** start Input records **
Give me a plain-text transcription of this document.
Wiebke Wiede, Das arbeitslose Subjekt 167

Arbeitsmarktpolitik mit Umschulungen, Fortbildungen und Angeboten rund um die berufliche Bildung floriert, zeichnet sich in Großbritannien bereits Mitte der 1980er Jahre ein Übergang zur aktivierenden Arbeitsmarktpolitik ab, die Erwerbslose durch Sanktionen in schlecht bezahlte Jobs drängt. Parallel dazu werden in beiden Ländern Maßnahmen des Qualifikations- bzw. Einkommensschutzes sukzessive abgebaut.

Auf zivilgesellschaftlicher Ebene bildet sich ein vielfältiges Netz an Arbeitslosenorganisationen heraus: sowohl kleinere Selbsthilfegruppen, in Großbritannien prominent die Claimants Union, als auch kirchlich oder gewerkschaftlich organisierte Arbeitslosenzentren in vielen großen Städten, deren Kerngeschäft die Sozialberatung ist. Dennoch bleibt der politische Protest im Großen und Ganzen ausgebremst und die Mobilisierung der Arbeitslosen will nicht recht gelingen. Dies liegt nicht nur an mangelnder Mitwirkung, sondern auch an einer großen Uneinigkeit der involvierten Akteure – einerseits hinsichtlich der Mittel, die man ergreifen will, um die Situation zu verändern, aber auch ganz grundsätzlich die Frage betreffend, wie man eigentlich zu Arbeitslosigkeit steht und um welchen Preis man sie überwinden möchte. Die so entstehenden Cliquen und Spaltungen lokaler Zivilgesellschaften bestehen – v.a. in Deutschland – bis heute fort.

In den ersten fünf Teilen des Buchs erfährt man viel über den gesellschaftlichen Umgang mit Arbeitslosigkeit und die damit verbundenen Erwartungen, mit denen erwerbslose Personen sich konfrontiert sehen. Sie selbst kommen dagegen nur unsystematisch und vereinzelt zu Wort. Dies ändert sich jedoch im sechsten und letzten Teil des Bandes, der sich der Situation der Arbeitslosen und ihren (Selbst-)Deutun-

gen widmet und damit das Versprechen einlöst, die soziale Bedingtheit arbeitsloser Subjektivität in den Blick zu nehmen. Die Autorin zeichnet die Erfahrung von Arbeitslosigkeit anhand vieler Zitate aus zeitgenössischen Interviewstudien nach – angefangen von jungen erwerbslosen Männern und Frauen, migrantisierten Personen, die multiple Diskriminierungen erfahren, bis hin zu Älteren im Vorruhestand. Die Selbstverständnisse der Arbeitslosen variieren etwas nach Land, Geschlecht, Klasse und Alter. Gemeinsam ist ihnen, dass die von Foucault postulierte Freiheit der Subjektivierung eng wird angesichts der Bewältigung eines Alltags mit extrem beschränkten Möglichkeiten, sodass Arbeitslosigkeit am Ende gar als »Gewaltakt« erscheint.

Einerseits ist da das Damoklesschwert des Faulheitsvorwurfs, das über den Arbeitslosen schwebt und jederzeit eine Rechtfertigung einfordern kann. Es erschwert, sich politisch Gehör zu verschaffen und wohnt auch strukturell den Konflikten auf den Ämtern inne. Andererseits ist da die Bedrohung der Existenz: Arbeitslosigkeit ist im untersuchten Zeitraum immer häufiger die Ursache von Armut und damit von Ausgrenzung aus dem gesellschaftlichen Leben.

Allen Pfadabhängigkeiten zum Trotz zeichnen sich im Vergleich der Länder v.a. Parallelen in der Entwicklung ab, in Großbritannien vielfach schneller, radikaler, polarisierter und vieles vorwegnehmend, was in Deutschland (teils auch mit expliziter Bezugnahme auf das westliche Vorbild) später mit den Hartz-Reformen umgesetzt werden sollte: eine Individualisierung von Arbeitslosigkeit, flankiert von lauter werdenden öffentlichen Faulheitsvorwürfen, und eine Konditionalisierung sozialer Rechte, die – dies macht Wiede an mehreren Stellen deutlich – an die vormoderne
** end Input records **
What the exercise asks
Copy each line of the data exactly, leaving nothing out.

Finished exercise
Give me a plain-text transcription of this document.
Wiebke Wiede, Das arbeitslose Subjekt 167

Arbeitsmarktpolitik mit Umschulungen, Fortbildungen und Angeboten rund um die berufliche Bildung floriert, zeichnet sich in Großbritannien bereits Mitte der 1980er Jahre ein Übergang zur aktivierenden Arbeitsmarktpolitik ab, die Erwerbslose durch Sanktionen in schlecht bezahlte Jobs drängt. Parallel dazu werden in beiden Ländern Maßnahmen des Qualifikations- bzw. Einkommensschutzes sukzessive abgebaut.

Auf zivilgesellschaftlicher Ebene bildet sich ein vielfältiges Netz an Arbeitslosenorganisationen heraus: sowohl kleinere Selbsthilfegruppen, in Großbritannien prominent die Claimants Union, als auch kirchlich oder gewerkschaftlich organisierte Arbeitslosenzentren in vielen großen Städten, deren Kerngeschäft die Sozialberatung ist. Dennoch bleibt der politische Protest im Großen und Ganzen ausgebremst und die Mobilisierung der Arbeitslosen will nicht recht gelingen. Dies liegt nicht nur an mangelnder Mitwirkung, sondern auch an einer großen Uneinigkeit der involvierten Akteure – einerseits hinsichtlich der Mittel, die man ergreifen will, um die Situation zu verändern, aber auch ganz grundsätzlich die Frage betreffend, wie man eigentlich zu Arbeitslosigkeit steht und um welchen Preis man sie überwinden möchte. Die so entstehenden Cliquen und Spaltungen lokaler Zivilgesellschaften bestehen – v.a. in Deutschland – bis heute fort.

In den ersten fünf Teilen des Buchs erfährt man viel über den gesellschaftlichen Umgang mit Arbeitslosigkeit und die damit verbundenen Erwartungen, mit denen erwerbslose Personen sich konfrontiert sehen. Sie selbst kommen dagegen nur unsystematisch und vereinzelt zu Wort. Dies ändert sich jedoch im sechsten und letzten Teil des Bandes, der sich der Situation der Arbeitslosen und ihren (Selbst-)Deutun-

gen widmet und damit das Versprechen einlöst, die soziale Bedingtheit arbeitsloser Subjektivität in den Blick zu nehmen. Die Autorin zeichnet die Erfahrung von Arbeitslosigkeit anhand vieler Zitate aus zeitgenössischen Interviewstudien nach – angefangen von jungen erwerbslosen Männern und Frauen, migrantisierten Personen, die multiple Diskriminierungen erfahren, bis hin zu Älteren im Vorruhestand. Die Selbstverständnisse der Arbeitslosen variieren etwas nach Land, Geschlecht, Klasse und Alter. Gemeinsam ist ihnen, dass die von Foucault postulierte Freiheit der Subjektivierung eng wird angesichts der Bewältigung eines Alltags mit extrem beschränkten Möglichkeiten, sodass Arbeitslosigkeit am Ende gar als »Gewaltakt« erscheint.

Einerseits ist da das Damoklesschwert des Faulheitsvorwurfs, das über den Arbeitslosen schwebt und jederzeit eine Rechtfertigung einfordern kann. Es erschwert, sich politisch Gehör zu verschaffen und wohnt auch strukturell den Konflikten auf den Ämtern inne. Andererseits ist da die Bedrohung der Existenz: Arbeitslosigkeit ist im untersuchten Zeitraum immer häufiger die Ursache von Armut und damit von Ausgrenzung aus dem gesellschaftlichen Leben.

Allen Pfadabhängigkeiten zum Trotz zeichnen sich im Vergleich der Länder v.a. Parallelen in der Entwicklung ab, in Großbritannien vielfach schneller, radikaler, polarisierter und vieles vorwegnehmend, was in Deutschland (teils auch mit expliziter Bezugnahme auf das westliche Vorbild) später mit den Hartz-Reformen umgesetzt werden sollte: eine Individualisierung von Arbeitslosigkeit, flankiert von lauter werdenden öffentlichen Faulheitsvorwürfen, und eine Konditionalisierung sozialer Rechte, die – dies macht Wiede an mehreren Stellen deutlich – an die vormoderne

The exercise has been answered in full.